— Given instruction 1 —
Copy the records word for word, from their beginning through the line that contains "- select-all-checkbox[interactable]: [500, 86, 509, 95]", and nothing else.
::: Text excerpt :::
Fling Roundups

Tuesday, March 30, 2021

Meet Our Community: Lisa Wagner, garden educator and blogger

 


Let's get to know each other!


Since we're not able to meet up in person this year, let's meet online. Every week we're introducing a member of our Fling community* here and on Instagram, in their own words. We're excited to see what everyone's talking about and sharing with their followers!

(*Any garden blogger, vlogger, podcaster, or Instagrammer who follows our Instagram or is a member of our Facebook group. If you'd like to be considered or recommend someone for a Meet Our Community profile, email us.)


Lisa Wagner



Raised-bed vegetables in mid-May
My gardening passions are solidly divided between naturalistic gardening with native plants (providing habitat for wildlife) and vegetable gardening. Growing up, I took a keen interest in my grandma’s garden in Northern California, which was full of vegetables and fruits, much of which she canned. My own first gardening enthusiasms were for edibles too, including fruit trees and berries. At the time, I was founding director of a small botanical garden on an old homestead willed to the Georgia college where I taught. There I focused on adding native plants, creating pollinator-friendly borders, and overseeing a children’s vegetable garden program. Later, my husband and I moved to a wonderful old house in upstate South Carolina surrounded by a LOT of lawn. Over 20 years we transformed most of that lawn into a native woodland garden, native perennial beds, a meadow, naturalistic shrub borders, and a vegetable garden.

I have a special fondness for early-flowering native wildflowers like bloodroot (Sanguinaria canadensis), hepatica, and trout lily (Erythronium americanum). When bloodroot flowers in late March, it’s a wonderful sight.
:::
— Given instruction 2 —
Keep writing the Lisa Wagner garden profile, starting after its last sentence.
::: Records :::
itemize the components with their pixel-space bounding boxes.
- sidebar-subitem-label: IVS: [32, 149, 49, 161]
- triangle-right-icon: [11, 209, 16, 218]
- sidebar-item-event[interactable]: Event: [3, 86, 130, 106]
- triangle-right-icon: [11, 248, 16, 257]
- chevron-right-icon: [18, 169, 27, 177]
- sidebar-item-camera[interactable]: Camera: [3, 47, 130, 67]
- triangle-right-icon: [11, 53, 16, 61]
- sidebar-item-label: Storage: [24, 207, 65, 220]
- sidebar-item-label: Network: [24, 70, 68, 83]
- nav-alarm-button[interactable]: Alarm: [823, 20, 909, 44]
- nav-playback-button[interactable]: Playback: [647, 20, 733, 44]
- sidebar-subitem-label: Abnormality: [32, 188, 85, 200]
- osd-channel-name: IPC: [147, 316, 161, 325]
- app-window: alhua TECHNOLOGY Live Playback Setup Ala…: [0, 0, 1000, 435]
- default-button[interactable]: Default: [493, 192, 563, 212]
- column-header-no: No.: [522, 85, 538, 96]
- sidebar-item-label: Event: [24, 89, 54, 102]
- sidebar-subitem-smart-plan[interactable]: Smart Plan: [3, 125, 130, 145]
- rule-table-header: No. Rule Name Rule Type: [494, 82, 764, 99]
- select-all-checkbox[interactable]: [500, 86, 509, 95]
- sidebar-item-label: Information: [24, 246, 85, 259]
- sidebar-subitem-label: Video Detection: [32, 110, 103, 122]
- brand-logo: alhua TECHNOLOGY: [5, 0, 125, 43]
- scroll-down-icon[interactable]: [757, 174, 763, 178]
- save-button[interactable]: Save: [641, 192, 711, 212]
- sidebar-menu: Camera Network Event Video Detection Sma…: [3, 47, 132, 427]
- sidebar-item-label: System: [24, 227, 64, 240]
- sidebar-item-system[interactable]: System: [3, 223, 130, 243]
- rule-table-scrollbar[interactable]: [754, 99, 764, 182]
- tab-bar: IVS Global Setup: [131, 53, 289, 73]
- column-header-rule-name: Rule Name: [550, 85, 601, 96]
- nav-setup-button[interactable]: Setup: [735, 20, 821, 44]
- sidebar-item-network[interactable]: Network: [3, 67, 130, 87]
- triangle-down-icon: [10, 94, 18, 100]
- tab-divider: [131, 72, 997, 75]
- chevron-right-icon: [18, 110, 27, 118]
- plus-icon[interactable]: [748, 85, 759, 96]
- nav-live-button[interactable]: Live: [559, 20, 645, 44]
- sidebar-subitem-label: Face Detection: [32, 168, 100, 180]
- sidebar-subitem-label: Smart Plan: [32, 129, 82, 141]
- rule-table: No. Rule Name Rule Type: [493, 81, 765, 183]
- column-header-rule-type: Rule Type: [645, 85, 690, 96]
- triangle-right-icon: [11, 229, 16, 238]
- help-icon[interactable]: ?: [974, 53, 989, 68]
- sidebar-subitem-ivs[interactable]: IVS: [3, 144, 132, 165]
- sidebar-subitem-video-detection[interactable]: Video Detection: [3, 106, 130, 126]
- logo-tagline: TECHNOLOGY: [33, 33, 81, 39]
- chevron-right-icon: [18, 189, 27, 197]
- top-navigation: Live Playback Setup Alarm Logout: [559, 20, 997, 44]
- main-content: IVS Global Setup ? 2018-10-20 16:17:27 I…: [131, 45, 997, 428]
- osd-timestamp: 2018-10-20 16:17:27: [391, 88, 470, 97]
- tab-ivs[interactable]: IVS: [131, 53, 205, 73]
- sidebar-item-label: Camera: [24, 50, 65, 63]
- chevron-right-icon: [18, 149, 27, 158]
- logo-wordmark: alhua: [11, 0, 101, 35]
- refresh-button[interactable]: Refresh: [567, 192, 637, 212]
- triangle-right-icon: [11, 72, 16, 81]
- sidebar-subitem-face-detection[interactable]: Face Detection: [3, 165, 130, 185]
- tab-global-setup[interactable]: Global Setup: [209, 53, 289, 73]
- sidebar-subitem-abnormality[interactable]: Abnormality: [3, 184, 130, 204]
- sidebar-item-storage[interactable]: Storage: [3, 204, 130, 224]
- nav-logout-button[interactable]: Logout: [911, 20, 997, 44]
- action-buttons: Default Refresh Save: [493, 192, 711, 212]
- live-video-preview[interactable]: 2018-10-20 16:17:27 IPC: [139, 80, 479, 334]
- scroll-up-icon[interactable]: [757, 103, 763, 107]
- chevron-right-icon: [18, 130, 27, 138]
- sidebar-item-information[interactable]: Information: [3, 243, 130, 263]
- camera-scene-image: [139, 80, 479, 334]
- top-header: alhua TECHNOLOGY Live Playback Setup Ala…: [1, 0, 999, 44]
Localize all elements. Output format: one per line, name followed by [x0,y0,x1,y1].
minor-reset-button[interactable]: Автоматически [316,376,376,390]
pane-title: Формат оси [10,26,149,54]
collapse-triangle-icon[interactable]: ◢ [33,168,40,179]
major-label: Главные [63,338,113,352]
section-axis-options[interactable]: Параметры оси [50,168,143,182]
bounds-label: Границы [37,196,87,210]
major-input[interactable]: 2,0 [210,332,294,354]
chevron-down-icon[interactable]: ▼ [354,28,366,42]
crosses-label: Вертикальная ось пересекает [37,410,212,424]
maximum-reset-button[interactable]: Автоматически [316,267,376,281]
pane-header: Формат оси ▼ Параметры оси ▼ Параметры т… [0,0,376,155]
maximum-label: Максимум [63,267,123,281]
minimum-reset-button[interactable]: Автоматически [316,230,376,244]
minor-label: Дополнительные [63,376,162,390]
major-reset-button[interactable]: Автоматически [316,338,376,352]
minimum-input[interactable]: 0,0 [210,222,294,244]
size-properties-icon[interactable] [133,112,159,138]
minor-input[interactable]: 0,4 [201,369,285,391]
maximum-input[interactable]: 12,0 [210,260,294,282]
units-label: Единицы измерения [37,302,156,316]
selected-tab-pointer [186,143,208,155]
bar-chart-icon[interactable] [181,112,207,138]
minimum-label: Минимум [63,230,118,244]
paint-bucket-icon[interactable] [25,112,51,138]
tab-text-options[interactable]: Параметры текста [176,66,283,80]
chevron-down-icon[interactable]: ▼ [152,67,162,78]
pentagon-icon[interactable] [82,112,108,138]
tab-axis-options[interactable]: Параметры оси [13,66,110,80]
:::
— Task output 1 —
itemize the components with their pixel-space bounding boxes.
- sidebar-subitem-label: IVS: [32, 149, 49, 161]
- triangle-right-icon: [11, 209, 16, 218]
- sidebar-item-event[interactable]: Event: [3, 86, 130, 106]
- triangle-right-icon: [11, 248, 16, 257]
- chevron-right-icon: [18, 169, 27, 177]
- sidebar-item-camera[interactable]: Camera: [3, 47, 130, 67]
- triangle-right-icon: [11, 53, 16, 61]
- sidebar-item-label: Storage: [24, 207, 65, 220]
- sidebar-item-label: Network: [24, 70, 68, 83]
- nav-alarm-button[interactable]: Alarm: [823, 20, 909, 44]
- nav-playback-button[interactable]: Playback: [647, 20, 733, 44]
- sidebar-subitem-label: Abnormality: [32, 188, 85, 200]
- osd-channel-name: IPC: [147, 316, 161, 325]
- app-window: alhua TECHNOLOGY Live Playback Setup Ala…: [0, 0, 1000, 435]
- default-button[interactable]: Default: [493, 192, 563, 212]
- column-header-no: No.: [522, 85, 538, 96]
- sidebar-item-label: Event: [24, 89, 54, 102]
- sidebar-subitem-smart-plan[interactable]: Smart Plan: [3, 125, 130, 145]
- rule-table-header: No. Rule Name Rule Type: [494, 82, 764, 99]
- select-all-checkbox[interactable]: [500, 86, 509, 95]

— Task output 2 —
I’m a plant ecologist by background but spent most of my career connecting people to plants and nature as a garden educator. I continue to teach and do presentations as a volunteer in Asheville, North Carolina, where we live part time. We also have a house in Le Bic, Quebec.

Two of my favorite gardens are Great Dixter in southern England and Jardins de Métis/Reford Gardens in eastern Quebec. Both are remarkably individualistic creations by passionate horticulturists and continue to be beautifully managed as public gardens while still exuding the creativity and passion of the original gardeners.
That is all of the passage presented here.